--- Begin ---
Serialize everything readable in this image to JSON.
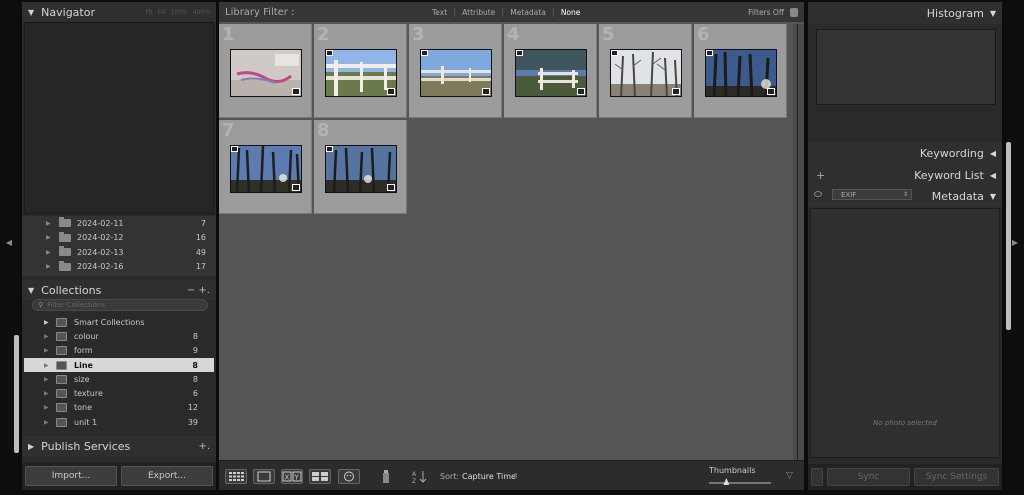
{
  "left_panel": {
    "navigator_title": "Navigator",
    "navigator_zoom": [
      "Fit",
      "Fill",
      "100%",
      "400%"
    ],
    "folders": [
      {
        "name": "2024-02-11",
        "count": "7"
      },
      {
        "name": "2024-02-12",
        "count": "16"
      },
      {
        "name": "2024-02-13",
        "count": "49"
      },
      {
        "name": "2024-02-16",
        "count": "17"
      }
    ],
    "collections_title": "Collections",
    "collections_controls": "−  +.",
    "collections_search_placeholder": "Filter Collections",
    "collections": [
      {
        "name": "Smart Collections",
        "count": ""
      },
      {
        "name": "colour",
        "count": "8"
      },
      {
        "name": "form",
        "count": "9"
      },
      {
        "name": "Line",
        "count": "8"
      },
      {
        "name": "size",
        "count": "8"
      },
      {
        "name": "texture",
        "count": "6"
      },
      {
        "name": "tone",
        "count": "12"
      },
      {
        "name": "unit 1",
        "count": "39"
      }
    ],
    "publish_title": "Publish Services",
    "publish_plus": "+.",
    "import_label": "Import...",
    "export_label": "Export..."
  },
  "center": {
    "filter_label": "Library Filter :",
    "filter_options": [
      "Text",
      "Attribute",
      "Metadata",
      "None"
    ],
    "filter_state": "Filters Off",
    "thumbnails": [
      {
        "num": "1"
      },
      {
        "num": "2"
      },
      {
        "num": "3"
      },
      {
        "num": "4"
      },
      {
        "num": "5"
      },
      {
        "num": "6"
      },
      {
        "num": "7"
      },
      {
        "num": "8"
      }
    ],
    "toolbar": {
      "sort_label": "Sort:",
      "sort_value": "Capture Time",
      "thumbnails_label": "Thumbnails",
      "thumbnail_size": 0.28
    }
  },
  "right_panel": {
    "histogram_title": "Histogram",
    "keywording_title": "Keywording",
    "keyword_list_title": "Keyword List",
    "metadata_title": "Metadata",
    "metadata_preset": "EXIF",
    "no_photo_text": "No photo selected",
    "sync_label": "Sync",
    "sync_settings_label": "Sync Settings"
  }
}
--- End ---
— Given instruction —
Give back the entries verbatim. Do not include any picture.

— Task output —
Serialize everything readable in this image to JSON.
{
  "left_panel": {
    "navigator_title": "Navigator",
    "navigator_zoom": [
      "Fit",
      "Fill",
      "100%",
      "400%"
    ],
    "folders": [
      {
        "name": "2024-02-11",
        "count": "7"
      },
      {
        "name": "2024-02-12",
        "count": "16"
      },
      {
        "name": "2024-02-13",
        "count": "49"
      },
      {
        "name": "2024-02-16",
        "count": "17"
      }
    ],
    "collections_title": "Collections",
    "collections_controls": "−  +.",
    "collections_search_placeholder": "Filter Collections",
    "collections": [
      {
        "name": "Smart Collections",
        "count": ""
      },
      {
        "name": "colour",
        "count": "8"
      },
      {
        "name": "form",
        "count": "9"
      },
      {
        "name": "Line",
        "count": "8"
      },
      {
        "name": "size",
        "count": "8"
      },
      {
        "name": "texture",
        "count": "6"
      },
      {
        "name": "tone",
        "count": "12"
      },
      {
        "name": "unit 1",
        "count": "39"
      }
    ],
    "publish_title": "Publish Services",
    "publish_plus": "+.",
    "import_label": "Import...",
    "export_label": "Export..."
  },
  "center": {
    "filter_label": "Library Filter :",
    "filter_options": [
      "Text",
      "Attribute",
      "Metadata",
      "None"
    ],
    "filter_state": "Filters Off",
    "thumbnails": [
      {
        "num": "1"
      },
      {
        "num": "2"
      },
      {
        "num": "3"
      },
      {
        "num": "4"
      },
      {
        "num": "5"
      },
      {
        "num": "6"
      },
      {
        "num": "7"
      },
      {
        "num": "8"
      }
    ],
    "toolbar": {
      "sort_label": "Sort:",
      "sort_value": "Capture Time",
      "thumbnails_label": "Thumbnails",
      "thumbnail_size": 0.28
    }
  },
  "right_panel": {
    "histogram_title": "Histogram",
    "keywording_title": "Keywording",
    "keyword_list_title": "Keyword List",
    "metadata_title": "Metadata",
    "metadata_preset": "EXIF",
    "no_photo_text": "No photo selected",
    "sync_label": "Sync",
    "sync_settings_label": "Sync Settings"
  }
}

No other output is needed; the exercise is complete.